> RECORDS FOR PROCESSING:
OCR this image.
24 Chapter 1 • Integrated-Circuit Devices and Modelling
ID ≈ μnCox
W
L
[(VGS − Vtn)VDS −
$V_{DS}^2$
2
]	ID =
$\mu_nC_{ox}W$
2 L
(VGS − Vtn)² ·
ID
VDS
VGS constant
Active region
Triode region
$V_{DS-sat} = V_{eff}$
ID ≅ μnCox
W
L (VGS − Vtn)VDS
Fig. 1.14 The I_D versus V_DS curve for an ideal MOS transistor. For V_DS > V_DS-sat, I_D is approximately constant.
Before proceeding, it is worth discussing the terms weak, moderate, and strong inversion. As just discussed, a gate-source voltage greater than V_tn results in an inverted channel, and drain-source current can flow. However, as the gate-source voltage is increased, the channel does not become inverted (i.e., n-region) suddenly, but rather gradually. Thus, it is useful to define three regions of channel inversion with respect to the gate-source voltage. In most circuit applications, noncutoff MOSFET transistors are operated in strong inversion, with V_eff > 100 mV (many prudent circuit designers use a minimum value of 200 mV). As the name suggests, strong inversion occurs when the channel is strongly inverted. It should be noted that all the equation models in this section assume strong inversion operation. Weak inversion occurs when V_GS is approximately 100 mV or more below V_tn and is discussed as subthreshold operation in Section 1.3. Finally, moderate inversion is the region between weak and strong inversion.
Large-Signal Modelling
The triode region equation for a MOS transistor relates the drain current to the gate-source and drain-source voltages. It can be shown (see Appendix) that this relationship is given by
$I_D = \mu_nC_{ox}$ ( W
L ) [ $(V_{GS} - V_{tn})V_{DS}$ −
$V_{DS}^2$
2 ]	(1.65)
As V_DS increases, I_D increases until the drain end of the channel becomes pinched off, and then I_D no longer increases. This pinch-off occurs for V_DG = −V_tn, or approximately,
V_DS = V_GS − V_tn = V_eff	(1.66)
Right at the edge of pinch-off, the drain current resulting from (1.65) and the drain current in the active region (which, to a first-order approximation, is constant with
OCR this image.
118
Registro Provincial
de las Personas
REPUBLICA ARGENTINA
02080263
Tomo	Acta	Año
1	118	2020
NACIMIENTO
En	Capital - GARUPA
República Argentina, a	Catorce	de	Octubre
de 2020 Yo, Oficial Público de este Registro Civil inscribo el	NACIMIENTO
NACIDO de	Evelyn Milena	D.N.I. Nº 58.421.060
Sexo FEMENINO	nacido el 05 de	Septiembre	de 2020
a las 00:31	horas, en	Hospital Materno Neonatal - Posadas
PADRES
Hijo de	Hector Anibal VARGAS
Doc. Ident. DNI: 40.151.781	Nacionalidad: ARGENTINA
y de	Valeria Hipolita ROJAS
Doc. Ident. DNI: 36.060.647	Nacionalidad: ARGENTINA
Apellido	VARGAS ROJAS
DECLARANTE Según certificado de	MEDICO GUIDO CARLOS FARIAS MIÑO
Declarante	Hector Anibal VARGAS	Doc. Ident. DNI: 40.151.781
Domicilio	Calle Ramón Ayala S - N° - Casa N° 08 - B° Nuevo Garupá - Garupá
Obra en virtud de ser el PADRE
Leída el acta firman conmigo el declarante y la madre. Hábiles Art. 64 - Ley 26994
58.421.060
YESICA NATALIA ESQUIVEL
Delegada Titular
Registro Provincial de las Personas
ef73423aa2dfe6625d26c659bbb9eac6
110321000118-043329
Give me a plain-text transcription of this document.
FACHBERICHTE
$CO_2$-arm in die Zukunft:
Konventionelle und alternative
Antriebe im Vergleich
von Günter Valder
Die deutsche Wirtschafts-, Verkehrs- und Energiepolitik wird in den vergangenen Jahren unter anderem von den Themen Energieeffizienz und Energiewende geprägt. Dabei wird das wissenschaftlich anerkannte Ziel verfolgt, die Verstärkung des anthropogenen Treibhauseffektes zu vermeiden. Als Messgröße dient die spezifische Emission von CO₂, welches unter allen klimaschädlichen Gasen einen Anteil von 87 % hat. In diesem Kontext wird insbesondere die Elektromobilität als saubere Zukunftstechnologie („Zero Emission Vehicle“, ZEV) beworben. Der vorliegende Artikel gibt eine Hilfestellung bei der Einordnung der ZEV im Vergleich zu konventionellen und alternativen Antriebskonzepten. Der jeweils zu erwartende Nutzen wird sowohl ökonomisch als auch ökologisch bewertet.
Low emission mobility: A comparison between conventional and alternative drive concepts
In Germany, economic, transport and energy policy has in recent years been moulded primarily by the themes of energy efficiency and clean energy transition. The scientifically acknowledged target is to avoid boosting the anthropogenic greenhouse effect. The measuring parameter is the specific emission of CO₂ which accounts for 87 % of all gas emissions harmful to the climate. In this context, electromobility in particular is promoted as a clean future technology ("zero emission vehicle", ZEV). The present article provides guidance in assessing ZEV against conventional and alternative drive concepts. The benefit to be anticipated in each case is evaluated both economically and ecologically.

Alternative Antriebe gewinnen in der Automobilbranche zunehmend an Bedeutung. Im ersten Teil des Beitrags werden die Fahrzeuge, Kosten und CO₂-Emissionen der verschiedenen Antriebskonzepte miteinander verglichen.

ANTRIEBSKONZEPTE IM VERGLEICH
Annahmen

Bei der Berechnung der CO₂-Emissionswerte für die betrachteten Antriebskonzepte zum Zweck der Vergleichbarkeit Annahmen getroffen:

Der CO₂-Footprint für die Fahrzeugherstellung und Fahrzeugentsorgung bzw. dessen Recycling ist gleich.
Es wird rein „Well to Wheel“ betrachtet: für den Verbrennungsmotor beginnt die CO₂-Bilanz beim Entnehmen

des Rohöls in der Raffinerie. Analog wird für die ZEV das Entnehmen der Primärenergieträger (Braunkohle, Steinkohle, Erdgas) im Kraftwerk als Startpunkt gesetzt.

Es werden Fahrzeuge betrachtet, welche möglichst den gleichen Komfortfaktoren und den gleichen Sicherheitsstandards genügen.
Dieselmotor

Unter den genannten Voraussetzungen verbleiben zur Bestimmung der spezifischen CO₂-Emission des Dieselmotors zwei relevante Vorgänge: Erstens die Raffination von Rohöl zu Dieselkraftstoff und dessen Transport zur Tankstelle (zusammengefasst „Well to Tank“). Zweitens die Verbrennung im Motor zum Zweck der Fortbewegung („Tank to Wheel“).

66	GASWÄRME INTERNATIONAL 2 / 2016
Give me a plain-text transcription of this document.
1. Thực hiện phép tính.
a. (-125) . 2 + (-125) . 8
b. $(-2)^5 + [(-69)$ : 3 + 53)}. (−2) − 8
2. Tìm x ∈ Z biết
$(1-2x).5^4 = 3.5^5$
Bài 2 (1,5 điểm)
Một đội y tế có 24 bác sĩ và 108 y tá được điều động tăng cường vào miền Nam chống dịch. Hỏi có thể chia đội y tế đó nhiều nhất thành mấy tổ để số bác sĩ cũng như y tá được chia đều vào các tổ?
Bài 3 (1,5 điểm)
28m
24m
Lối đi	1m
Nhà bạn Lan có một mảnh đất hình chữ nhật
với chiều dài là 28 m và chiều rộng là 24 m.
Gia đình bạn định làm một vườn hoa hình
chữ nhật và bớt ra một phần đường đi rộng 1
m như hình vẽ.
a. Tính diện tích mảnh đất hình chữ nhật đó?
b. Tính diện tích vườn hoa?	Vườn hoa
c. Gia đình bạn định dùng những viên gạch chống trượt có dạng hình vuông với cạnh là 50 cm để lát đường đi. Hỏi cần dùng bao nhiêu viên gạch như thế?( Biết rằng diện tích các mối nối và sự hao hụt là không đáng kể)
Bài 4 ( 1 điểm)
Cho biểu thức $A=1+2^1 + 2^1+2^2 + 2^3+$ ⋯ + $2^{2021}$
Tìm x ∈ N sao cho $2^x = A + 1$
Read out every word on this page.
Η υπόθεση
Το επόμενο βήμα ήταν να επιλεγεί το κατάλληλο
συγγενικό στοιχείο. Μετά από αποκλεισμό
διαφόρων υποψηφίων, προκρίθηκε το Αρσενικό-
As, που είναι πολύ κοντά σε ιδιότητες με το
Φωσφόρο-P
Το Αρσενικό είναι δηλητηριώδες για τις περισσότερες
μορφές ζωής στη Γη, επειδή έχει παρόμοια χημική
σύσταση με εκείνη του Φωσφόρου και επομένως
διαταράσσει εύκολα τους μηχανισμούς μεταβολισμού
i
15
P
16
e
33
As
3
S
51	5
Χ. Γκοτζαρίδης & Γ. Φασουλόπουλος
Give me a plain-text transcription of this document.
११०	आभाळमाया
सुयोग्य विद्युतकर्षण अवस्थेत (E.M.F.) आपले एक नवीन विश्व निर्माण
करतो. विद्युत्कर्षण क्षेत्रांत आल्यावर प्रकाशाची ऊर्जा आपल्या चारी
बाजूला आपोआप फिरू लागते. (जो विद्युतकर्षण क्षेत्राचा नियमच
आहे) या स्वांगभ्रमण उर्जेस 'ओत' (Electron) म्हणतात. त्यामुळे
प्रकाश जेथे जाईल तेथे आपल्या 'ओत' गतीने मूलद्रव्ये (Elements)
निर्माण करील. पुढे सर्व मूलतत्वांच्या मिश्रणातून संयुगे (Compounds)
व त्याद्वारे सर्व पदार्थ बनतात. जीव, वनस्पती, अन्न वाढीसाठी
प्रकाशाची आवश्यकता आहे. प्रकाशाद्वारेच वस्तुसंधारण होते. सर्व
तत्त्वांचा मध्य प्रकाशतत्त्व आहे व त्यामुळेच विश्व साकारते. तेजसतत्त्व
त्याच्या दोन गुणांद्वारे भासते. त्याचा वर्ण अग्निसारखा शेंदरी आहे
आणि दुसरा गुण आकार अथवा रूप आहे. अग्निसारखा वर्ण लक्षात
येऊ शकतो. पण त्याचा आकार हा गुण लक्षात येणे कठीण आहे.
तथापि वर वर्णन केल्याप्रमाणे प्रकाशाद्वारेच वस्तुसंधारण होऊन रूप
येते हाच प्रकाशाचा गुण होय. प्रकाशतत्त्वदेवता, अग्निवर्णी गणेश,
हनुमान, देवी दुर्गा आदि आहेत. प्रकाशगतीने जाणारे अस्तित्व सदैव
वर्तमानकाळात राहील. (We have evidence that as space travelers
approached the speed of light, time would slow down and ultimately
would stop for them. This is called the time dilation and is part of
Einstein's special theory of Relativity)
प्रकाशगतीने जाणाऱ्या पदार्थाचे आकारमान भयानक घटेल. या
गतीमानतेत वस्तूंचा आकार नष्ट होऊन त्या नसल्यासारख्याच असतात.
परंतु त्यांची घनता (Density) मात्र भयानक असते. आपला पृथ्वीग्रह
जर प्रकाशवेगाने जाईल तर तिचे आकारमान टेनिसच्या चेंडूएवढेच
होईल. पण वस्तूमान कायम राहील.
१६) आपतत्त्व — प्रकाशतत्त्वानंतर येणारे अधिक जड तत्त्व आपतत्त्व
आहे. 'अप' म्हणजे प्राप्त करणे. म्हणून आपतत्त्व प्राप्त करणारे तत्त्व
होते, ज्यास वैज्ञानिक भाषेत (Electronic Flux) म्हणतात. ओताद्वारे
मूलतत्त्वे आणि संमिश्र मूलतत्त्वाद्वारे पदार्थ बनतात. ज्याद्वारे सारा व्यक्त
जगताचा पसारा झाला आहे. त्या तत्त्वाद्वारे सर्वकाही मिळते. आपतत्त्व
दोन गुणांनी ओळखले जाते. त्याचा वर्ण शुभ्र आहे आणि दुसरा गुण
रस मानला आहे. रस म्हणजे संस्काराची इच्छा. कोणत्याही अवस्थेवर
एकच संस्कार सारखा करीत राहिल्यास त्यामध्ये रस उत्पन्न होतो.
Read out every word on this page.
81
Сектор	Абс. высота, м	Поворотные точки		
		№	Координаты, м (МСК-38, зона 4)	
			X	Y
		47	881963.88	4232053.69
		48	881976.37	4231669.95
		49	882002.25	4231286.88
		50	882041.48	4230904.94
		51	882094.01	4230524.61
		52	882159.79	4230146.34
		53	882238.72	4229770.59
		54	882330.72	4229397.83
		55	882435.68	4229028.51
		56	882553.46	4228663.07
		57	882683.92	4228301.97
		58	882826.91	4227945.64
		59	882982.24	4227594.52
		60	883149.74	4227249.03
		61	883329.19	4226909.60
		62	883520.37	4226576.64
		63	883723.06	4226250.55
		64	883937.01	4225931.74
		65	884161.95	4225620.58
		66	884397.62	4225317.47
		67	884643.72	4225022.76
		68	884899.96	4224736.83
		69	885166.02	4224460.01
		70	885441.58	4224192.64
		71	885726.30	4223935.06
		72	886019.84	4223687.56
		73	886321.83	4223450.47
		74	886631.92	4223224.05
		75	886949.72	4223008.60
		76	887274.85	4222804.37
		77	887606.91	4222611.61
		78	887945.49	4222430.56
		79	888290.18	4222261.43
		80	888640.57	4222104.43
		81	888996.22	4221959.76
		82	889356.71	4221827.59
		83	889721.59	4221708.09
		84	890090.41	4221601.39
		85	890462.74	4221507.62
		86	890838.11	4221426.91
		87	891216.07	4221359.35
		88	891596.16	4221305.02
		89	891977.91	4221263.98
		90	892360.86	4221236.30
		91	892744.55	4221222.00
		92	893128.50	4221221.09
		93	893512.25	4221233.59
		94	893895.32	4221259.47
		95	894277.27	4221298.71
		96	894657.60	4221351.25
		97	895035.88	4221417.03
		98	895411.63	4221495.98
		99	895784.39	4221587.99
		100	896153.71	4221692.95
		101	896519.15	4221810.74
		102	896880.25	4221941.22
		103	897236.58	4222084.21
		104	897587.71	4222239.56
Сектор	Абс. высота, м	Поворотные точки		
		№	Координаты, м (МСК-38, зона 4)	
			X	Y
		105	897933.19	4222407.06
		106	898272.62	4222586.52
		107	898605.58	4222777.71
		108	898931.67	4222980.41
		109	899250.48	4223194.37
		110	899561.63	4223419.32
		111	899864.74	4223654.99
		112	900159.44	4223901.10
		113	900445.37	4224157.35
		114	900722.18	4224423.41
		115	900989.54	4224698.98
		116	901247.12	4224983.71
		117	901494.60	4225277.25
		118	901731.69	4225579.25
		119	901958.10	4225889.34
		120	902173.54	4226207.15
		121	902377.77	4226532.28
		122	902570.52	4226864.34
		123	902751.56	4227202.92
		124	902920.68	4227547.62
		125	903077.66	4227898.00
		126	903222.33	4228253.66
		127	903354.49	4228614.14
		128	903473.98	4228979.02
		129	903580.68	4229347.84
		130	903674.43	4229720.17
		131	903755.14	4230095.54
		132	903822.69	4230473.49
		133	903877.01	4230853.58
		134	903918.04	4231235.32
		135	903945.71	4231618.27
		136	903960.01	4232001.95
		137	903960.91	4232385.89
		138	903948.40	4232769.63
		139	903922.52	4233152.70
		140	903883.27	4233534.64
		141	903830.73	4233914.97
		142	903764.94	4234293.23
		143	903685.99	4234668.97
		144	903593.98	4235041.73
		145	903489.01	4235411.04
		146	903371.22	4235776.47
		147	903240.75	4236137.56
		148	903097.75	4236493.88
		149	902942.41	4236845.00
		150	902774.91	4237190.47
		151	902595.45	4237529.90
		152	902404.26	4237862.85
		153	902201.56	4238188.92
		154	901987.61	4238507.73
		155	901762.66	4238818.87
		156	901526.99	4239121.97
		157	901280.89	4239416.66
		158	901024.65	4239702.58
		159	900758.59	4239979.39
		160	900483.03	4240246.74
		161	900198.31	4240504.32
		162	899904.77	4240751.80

> DIRECTION: Give the number of lines in the records that contain the string "Anibal", and nothing besides.

> IN RESPONSE: 2